* **Trecho para leitura**:
▶
Stephen
Hawking faleceu na madrugada desta quarta-feira, 14, aos 76 anos. O físico
deixa descobertas que revolucionaram a ciência. Ele nasceu em 8 de janeiro de
1942, em Oxford na Inglaterra. Seu nascimento aconteceu na mesma data em que a
morte de Galileu fazia 300 anos. Sua morte marcou a data do aniversário de
Albert Einstein. A história marcada do começo ao fim pelos estudos e pelo
interesse de decifrar o universo fez com que Hawking fosse conhecido
mundialmente.
Nem mesmo o diagnóstico de
Esclerose Lateral Amiotrófica (ELA) parou o estudioso. A doença começou a
afetar seu corpo quando ele tinha 21 anos. Stephen foi perdendo seus neurônios
motores, células responsáveis pelos movimentos do corpo.
◀
* **Dados de origem**:
▶
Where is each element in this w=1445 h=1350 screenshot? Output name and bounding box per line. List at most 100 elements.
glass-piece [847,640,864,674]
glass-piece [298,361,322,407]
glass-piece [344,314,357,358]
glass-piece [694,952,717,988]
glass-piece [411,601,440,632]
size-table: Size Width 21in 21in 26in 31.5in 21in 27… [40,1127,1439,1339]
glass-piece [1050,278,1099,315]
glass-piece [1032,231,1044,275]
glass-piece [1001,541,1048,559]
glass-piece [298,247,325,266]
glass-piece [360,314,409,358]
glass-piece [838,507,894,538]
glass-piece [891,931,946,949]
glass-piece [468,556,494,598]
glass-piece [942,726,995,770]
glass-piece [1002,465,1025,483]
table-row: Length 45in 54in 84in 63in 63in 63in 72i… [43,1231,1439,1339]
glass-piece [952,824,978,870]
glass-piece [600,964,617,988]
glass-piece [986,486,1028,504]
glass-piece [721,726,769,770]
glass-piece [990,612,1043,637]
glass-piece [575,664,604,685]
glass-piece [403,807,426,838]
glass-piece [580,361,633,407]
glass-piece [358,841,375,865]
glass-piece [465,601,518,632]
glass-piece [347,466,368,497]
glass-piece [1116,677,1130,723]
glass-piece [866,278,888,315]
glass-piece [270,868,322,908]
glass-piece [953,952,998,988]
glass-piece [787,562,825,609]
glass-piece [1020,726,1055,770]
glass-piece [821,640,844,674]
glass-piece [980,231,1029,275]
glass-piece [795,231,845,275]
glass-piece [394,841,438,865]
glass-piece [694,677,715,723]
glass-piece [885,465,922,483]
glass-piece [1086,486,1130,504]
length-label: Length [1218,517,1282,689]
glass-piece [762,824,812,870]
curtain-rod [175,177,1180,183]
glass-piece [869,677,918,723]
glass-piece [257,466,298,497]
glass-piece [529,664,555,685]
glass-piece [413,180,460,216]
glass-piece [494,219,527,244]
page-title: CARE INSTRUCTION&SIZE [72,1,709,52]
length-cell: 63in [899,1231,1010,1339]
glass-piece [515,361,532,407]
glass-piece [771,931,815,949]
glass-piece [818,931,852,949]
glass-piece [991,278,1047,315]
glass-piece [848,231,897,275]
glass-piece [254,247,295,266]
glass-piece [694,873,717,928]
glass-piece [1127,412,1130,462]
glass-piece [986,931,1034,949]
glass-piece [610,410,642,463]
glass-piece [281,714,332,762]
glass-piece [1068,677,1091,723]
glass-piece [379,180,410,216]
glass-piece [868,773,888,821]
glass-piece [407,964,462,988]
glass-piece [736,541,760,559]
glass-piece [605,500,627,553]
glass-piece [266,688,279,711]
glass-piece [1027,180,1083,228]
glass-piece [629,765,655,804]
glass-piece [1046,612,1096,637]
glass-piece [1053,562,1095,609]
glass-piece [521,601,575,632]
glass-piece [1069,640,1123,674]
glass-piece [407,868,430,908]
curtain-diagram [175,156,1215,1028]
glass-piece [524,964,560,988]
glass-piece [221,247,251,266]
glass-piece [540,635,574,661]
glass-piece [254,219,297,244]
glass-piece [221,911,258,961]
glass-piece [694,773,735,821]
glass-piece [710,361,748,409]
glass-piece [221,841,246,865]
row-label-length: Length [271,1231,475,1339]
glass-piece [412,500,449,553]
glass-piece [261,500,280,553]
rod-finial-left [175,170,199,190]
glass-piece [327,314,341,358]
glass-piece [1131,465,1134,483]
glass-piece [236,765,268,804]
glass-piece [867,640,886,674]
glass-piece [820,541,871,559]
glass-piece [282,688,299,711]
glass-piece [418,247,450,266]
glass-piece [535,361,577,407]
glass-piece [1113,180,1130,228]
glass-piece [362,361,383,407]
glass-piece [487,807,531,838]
◀
* **Instruções do exercício**:
Dê continuidade ao texto sobre Stephen Hawking, começando logo após a última frase.

* **Espaço para resposta**:
Com isso, ficou dependente
de uma cadeira de rodas motorizada para se locomover e de um sistema de voz
computadorizado para se comunicar. "Tratei de levar a vida mais normal
possível e de não pensar na minha doença ou lamentar as coisas que não posso
fazer, que não são tantas", escreveu sobre a sua condição.
Doutor em Cosmologia pela
universidade de Cambridge, ramo que estuda a origem do universo, Hawking
descobriu que buracos negros emitem radiação térmica devido a efeitos
quânticos. Além da mecânica
dos buracos negros, o cientista estudou o surgimento de galáxias e teoria
quântica da gravidade. "Meu objetivo é simples. Entender completamente o
Universo, por que é, como é, e simplesmente seu motivo de existir".